[Visual layout rows]
☆ ☆ ☆

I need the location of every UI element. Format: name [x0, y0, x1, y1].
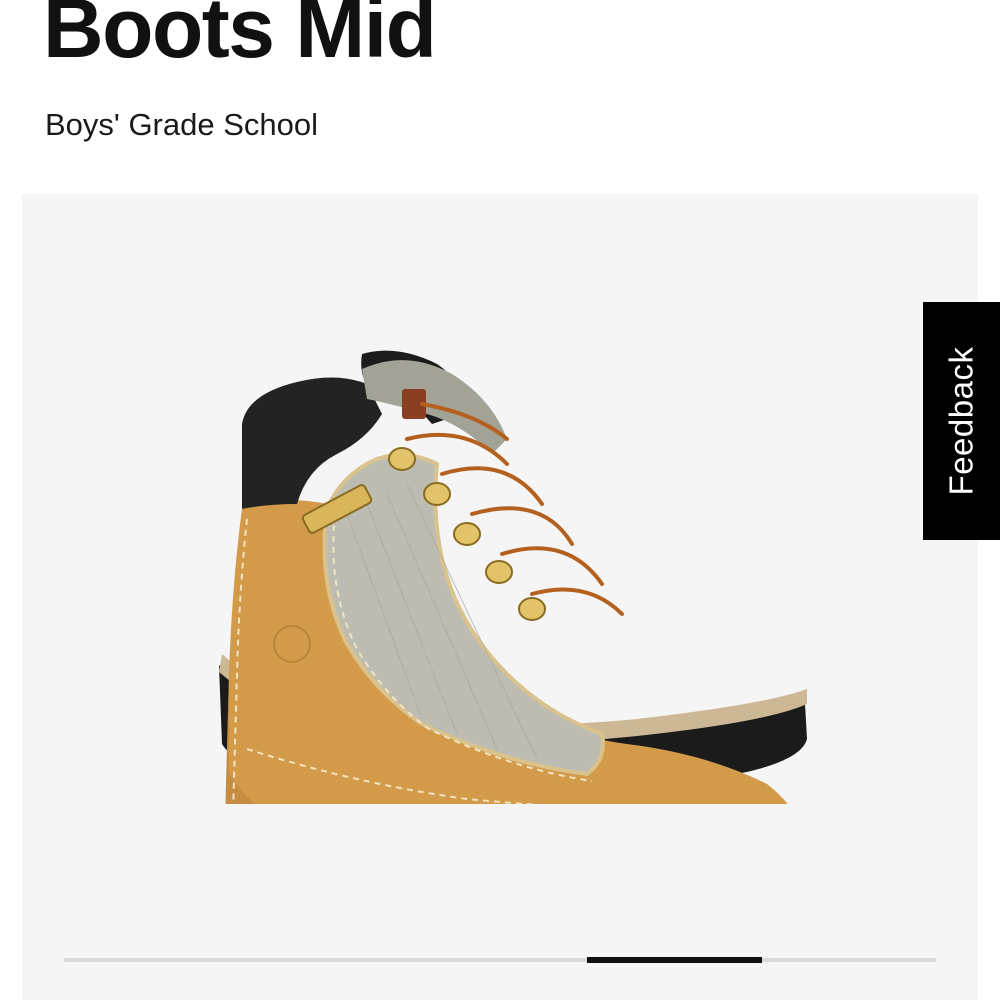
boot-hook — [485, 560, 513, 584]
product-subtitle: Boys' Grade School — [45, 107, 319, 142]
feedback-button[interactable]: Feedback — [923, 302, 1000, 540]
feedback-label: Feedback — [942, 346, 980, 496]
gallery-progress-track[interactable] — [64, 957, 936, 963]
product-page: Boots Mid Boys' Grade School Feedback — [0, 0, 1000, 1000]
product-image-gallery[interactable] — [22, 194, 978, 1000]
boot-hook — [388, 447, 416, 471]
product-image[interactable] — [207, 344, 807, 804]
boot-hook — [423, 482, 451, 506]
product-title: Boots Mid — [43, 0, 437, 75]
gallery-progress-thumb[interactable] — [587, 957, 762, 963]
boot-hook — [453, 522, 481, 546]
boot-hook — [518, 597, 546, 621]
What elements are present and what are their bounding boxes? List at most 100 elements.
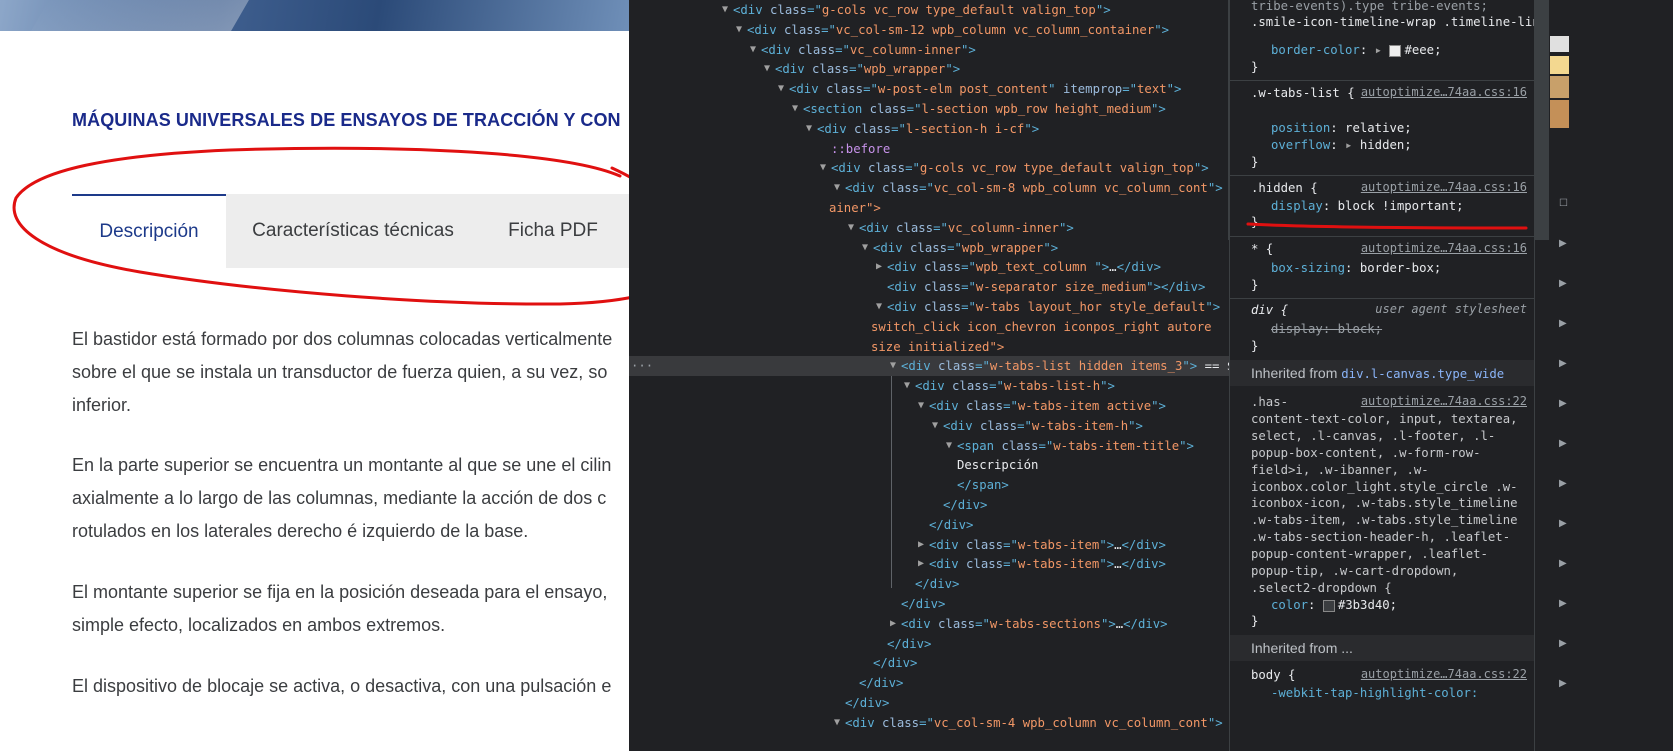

☆ ☆ ☆

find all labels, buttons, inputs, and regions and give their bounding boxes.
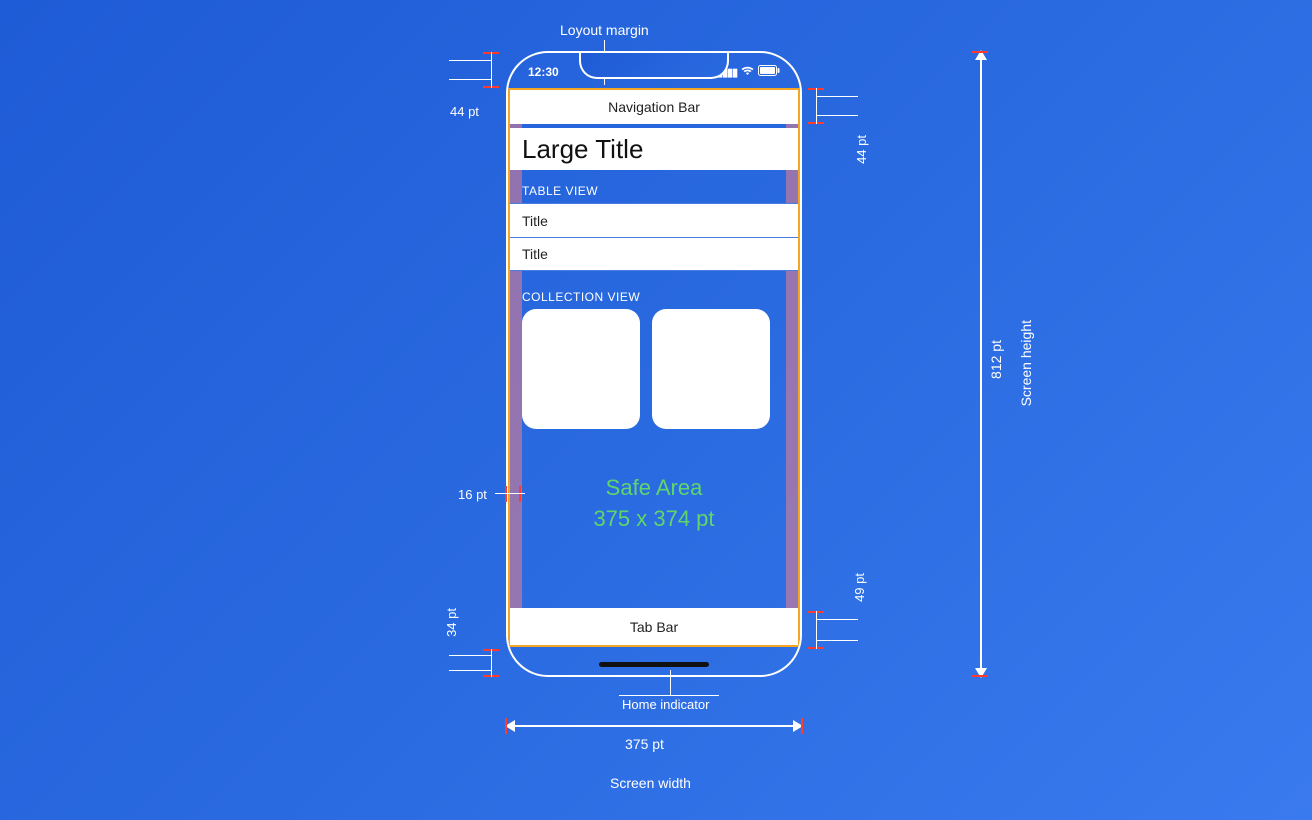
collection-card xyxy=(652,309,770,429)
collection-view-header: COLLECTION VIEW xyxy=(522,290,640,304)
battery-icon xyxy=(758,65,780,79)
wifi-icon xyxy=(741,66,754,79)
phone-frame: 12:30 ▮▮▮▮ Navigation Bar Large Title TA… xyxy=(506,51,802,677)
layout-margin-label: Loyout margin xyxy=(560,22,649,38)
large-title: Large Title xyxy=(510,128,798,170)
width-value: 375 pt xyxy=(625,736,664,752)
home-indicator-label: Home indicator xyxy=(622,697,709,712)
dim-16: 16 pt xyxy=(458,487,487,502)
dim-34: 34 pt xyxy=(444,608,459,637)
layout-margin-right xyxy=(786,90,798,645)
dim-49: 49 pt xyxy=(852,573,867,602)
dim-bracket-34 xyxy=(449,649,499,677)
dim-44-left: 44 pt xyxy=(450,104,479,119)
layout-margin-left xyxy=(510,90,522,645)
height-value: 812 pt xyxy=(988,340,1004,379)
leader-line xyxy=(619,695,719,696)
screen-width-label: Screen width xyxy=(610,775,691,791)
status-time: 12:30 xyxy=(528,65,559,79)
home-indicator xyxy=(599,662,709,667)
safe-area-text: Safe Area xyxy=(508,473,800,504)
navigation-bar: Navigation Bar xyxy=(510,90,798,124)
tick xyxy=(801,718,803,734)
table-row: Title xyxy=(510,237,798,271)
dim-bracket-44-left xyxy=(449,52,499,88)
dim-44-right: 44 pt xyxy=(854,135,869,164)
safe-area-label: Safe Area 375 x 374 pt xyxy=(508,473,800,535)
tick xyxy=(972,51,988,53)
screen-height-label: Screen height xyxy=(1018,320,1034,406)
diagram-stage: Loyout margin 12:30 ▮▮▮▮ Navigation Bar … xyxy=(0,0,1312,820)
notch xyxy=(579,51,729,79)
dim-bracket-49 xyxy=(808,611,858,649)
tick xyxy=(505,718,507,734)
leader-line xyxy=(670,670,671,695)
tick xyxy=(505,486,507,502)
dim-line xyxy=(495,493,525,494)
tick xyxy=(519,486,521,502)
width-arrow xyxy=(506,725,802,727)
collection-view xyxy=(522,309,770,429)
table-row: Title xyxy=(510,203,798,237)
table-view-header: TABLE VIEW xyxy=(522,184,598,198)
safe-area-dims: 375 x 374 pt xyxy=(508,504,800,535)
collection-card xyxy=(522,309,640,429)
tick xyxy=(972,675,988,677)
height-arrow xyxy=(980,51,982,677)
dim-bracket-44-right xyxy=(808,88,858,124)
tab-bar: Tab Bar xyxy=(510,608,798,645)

☆ ☆ ☆

▸ Aim of the task
Could you duplicate the lines starting with the line containing "I need the location" and going on through the line containing "What elements are", keeping them unchanged and leaving out the pictures?

▸ Exercise output
I need the location of every UI element. Format: name [x0, y0, x1, y1].
boot-hook — [485, 560, 513, 584]
product-subtitle: Boys' Grade School — [45, 107, 319, 142]
feedback-button[interactable]: Feedback — [923, 302, 1000, 540]
feedback-label: Feedback — [942, 346, 980, 496]
gallery-progress-track[interactable] — [64, 957, 936, 963]
product-page: Boots Mid Boys' Grade School Feedback — [0, 0, 1000, 1000]
product-image-gallery[interactable] — [22, 194, 978, 1000]
boot-hook — [388, 447, 416, 471]
product-image[interactable] — [207, 344, 807, 804]
boot-hook — [423, 482, 451, 506]
product-title: Boots Mid — [43, 0, 437, 75]
gallery-progress-thumb[interactable] — [587, 957, 762, 963]
boot-hook — [453, 522, 481, 546]
boot-hook — [518, 597, 546, 621]
What elements are present and what are their bounding boxes? List at most 100 elements.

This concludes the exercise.